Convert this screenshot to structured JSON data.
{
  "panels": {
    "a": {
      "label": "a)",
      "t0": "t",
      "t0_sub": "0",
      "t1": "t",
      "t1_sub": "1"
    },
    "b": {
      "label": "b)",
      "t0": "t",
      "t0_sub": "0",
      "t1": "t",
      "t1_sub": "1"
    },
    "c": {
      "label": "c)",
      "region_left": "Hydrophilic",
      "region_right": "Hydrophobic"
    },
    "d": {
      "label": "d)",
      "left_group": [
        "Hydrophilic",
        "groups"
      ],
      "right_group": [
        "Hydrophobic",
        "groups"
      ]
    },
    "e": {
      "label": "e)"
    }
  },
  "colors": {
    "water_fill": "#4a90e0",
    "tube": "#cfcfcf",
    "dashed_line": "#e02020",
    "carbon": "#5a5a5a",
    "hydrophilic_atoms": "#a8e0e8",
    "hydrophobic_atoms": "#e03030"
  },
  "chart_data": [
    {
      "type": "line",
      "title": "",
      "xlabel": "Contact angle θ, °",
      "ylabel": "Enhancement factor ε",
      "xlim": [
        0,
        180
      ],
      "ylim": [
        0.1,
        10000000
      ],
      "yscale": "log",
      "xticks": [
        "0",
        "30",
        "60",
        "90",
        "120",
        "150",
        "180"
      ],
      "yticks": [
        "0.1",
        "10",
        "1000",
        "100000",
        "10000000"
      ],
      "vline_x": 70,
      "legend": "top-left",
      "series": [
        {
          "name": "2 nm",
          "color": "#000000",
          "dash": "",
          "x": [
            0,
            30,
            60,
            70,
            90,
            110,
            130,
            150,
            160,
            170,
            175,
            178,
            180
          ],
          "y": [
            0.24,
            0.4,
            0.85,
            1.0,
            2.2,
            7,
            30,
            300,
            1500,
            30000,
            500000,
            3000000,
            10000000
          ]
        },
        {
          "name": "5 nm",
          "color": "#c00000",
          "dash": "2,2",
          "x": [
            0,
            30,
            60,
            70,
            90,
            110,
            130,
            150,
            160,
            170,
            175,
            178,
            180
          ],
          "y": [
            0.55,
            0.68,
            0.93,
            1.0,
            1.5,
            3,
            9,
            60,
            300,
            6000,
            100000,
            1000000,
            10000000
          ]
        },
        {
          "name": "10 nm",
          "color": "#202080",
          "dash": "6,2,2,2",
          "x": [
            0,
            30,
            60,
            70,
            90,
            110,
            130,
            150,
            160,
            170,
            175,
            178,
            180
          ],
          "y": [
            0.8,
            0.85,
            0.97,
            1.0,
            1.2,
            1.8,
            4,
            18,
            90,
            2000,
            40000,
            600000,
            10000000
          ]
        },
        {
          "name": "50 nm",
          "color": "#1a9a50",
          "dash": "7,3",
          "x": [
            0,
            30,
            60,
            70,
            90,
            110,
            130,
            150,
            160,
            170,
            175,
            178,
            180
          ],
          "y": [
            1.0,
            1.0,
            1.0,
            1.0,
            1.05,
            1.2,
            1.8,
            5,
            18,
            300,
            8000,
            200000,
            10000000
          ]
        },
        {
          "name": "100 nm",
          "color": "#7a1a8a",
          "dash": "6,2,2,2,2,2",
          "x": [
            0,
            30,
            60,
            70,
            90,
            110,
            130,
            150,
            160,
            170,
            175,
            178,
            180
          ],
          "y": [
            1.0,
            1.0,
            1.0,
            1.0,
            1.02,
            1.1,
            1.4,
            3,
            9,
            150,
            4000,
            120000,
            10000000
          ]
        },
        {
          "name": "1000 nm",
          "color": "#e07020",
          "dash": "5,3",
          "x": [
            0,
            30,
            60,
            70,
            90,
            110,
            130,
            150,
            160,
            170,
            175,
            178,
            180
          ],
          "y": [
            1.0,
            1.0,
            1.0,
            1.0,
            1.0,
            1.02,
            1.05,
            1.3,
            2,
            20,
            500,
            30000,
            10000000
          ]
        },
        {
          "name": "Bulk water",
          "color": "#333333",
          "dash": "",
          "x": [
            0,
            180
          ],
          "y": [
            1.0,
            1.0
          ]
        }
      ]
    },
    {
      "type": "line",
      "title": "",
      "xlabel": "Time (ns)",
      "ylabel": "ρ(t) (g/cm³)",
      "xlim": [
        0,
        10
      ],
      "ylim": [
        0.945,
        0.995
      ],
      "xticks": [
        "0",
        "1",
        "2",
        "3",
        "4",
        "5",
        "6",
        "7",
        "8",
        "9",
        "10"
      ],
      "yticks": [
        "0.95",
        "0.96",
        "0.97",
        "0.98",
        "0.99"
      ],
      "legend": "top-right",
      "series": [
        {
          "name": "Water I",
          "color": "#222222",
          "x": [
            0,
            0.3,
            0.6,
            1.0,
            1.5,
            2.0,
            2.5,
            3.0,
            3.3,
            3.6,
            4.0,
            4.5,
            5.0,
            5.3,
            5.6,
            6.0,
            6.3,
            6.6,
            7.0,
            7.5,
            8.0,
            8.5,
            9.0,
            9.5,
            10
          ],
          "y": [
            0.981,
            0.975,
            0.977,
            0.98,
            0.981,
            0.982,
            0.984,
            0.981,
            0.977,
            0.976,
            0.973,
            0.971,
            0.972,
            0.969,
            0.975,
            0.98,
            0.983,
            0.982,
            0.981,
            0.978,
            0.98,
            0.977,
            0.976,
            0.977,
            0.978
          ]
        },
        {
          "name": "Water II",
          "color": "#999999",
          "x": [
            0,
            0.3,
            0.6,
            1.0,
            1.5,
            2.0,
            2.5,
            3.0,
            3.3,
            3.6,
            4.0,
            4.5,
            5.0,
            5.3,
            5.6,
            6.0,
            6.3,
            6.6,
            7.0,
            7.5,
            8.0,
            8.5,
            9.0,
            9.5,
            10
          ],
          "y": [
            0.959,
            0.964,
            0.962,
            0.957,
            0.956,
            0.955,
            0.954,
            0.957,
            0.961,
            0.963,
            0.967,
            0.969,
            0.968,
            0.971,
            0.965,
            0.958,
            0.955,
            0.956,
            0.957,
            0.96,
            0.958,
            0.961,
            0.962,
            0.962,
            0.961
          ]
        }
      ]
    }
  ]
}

▸ WHAT YOU SHOULD DO: Sift through the entries and copy every line with "xlabel".

▸ REPLY TO THE EXERCISE:
      "xlabel": "Contact angle θ, °",
      "xlabel": "Time (ns)",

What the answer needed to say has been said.